■ Extracted entries ■
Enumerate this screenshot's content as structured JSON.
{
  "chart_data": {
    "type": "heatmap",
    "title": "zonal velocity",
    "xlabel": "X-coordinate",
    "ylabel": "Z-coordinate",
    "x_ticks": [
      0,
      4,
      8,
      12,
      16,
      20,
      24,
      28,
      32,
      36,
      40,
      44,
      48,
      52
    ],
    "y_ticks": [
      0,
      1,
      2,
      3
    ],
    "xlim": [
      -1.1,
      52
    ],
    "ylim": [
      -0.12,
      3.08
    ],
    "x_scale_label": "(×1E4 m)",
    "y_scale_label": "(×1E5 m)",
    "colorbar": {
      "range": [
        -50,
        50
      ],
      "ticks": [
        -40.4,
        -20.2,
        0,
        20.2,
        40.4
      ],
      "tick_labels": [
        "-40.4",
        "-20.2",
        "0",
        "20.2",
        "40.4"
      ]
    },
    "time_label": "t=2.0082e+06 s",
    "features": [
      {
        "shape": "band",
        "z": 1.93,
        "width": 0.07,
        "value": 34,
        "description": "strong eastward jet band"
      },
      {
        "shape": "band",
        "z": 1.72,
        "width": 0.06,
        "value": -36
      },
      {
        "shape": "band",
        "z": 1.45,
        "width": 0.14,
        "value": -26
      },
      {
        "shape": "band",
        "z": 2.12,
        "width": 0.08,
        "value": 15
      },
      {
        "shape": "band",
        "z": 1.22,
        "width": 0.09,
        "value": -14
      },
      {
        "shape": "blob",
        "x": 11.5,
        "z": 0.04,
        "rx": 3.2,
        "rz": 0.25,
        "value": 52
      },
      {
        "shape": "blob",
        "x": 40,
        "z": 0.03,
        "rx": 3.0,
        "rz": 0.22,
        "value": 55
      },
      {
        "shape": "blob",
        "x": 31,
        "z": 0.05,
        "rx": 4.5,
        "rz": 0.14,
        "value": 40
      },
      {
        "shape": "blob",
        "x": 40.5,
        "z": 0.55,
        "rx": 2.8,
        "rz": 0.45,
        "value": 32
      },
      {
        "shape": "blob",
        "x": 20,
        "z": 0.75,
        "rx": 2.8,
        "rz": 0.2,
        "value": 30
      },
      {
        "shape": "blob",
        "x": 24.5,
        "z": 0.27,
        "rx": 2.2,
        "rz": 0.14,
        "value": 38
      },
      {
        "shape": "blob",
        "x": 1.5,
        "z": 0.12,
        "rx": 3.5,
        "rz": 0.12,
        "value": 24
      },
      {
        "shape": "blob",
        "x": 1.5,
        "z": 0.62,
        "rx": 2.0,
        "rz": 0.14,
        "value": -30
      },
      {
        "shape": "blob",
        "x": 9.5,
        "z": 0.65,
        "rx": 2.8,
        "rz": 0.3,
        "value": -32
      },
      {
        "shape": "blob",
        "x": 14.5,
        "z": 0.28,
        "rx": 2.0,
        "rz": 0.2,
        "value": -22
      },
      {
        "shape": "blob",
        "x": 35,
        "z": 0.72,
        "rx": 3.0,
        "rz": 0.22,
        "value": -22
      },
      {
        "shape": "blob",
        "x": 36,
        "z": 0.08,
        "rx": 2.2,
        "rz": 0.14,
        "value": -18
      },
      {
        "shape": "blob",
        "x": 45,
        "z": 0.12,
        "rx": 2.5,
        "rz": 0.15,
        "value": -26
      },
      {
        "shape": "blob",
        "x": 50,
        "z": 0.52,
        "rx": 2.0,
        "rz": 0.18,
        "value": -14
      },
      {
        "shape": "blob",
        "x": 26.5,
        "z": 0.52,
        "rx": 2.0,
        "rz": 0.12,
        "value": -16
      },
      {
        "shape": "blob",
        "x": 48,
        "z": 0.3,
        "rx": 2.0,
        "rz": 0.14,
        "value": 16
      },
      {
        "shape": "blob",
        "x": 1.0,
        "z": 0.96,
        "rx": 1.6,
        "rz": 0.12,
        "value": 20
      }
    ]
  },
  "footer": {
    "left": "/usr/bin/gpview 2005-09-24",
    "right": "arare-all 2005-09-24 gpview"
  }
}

■ Do this ■
Type out the whole listing above again, exactly as it stands.

■ Result of this task ■
Enumerate this screenshot's content as structured JSON.
{
  "chart_data": {
    "type": "heatmap",
    "title": "zonal velocity",
    "xlabel": "X-coordinate",
    "ylabel": "Z-coordinate",
    "x_ticks": [
      0,
      4,
      8,
      12,
      16,
      20,
      24,
      28,
      32,
      36,
      40,
      44,
      48,
      52
    ],
    "y_ticks": [
      0,
      1,
      2,
      3
    ],
    "xlim": [
      -1.1,
      52
    ],
    "ylim": [
      -0.12,
      3.08
    ],
    "x_scale_label": "(×1E4 m)",
    "y_scale_label": "(×1E5 m)",
    "colorbar": {
      "range": [
        -50,
        50
      ],
      "ticks": [
        -40.4,
        -20.2,
        0,
        20.2,
        40.4
      ],
      "tick_labels": [
        "-40.4",
        "-20.2",
        "0",
        "20.2",
        "40.4"
      ]
    },
    "time_label": "t=2.0082e+06 s",
    "features": [
      {
        "shape": "band",
        "z": 1.93,
        "width": 0.07,
        "value": 34,
        "description": "strong eastward jet band"
      },
      {
        "shape": "band",
        "z": 1.72,
        "width": 0.06,
        "value": -36
      },
      {
        "shape": "band",
        "z": 1.45,
        "width": 0.14,
        "value": -26
      },
      {
        "shape": "band",
        "z": 2.12,
        "width": 0.08,
        "value": 15
      },
      {
        "shape": "band",
        "z": 1.22,
        "width": 0.09,
        "value": -14
      },
      {
        "shape": "blob",
        "x": 11.5,
        "z": 0.04,
        "rx": 3.2,
        "rz": 0.25,
        "value": 52
      },
      {
        "shape": "blob",
        "x": 40,
        "z": 0.03,
        "rx": 3.0,
        "rz": 0.22,
        "value": 55
      },
      {
        "shape": "blob",
        "x": 31,
        "z": 0.05,
        "rx": 4.5,
        "rz": 0.14,
        "value": 40
      },
      {
        "shape": "blob",
        "x": 40.5,
        "z": 0.55,
        "rx": 2.8,
        "rz": 0.45,
        "value": 32
      },
      {
        "shape": "blob",
        "x": 20,
        "z": 0.75,
        "rx": 2.8,
        "rz": 0.2,
        "value": 30
      },
      {
        "shape": "blob",
        "x": 24.5,
        "z": 0.27,
        "rx": 2.2,
        "rz": 0.14,
        "value": 38
      },
      {
        "shape": "blob",
        "x": 1.5,
        "z": 0.12,
        "rx": 3.5,
        "rz": 0.12,
        "value": 24
      },
      {
        "shape": "blob",
        "x": 1.5,
        "z": 0.62,
        "rx": 2.0,
        "rz": 0.14,
        "value": -30
      },
      {
        "shape": "blob",
        "x": 9.5,
        "z": 0.65,
        "rx": 2.8,
        "rz": 0.3,
        "value": -32
      },
      {
        "shape": "blob",
        "x": 14.5,
        "z": 0.28,
        "rx": 2.0,
        "rz": 0.2,
        "value": -22
      },
      {
        "shape": "blob",
        "x": 35,
        "z": 0.72,
        "rx": 3.0,
        "rz": 0.22,
        "value": -22
      },
      {
        "shape": "blob",
        "x": 36,
        "z": 0.08,
        "rx": 2.2,
        "rz": 0.14,
        "value": -18
      },
      {
        "shape": "blob",
        "x": 45,
        "z": 0.12,
        "rx": 2.5,
        "rz": 0.15,
        "value": -26
      },
      {
        "shape": "blob",
        "x": 50,
        "z": 0.52,
        "rx": 2.0,
        "rz": 0.18,
        "value": -14
      },
      {
        "shape": "blob",
        "x": 26.5,
        "z": 0.52,
        "rx": 2.0,
        "rz": 0.12,
        "value": -16
      },
      {
        "shape": "blob",
        "x": 48,
        "z": 0.3,
        "rx": 2.0,
        "rz": 0.14,
        "value": 16
      },
      {
        "shape": "blob",
        "x": 1.0,
        "z": 0.96,
        "rx": 1.6,
        "rz": 0.12,
        "value": 20
      }
    ]
  },
  "footer": {
    "left": "/usr/bin/gpview 2005-09-24",
    "right": "arare-all 2005-09-24 gpview"
  }
}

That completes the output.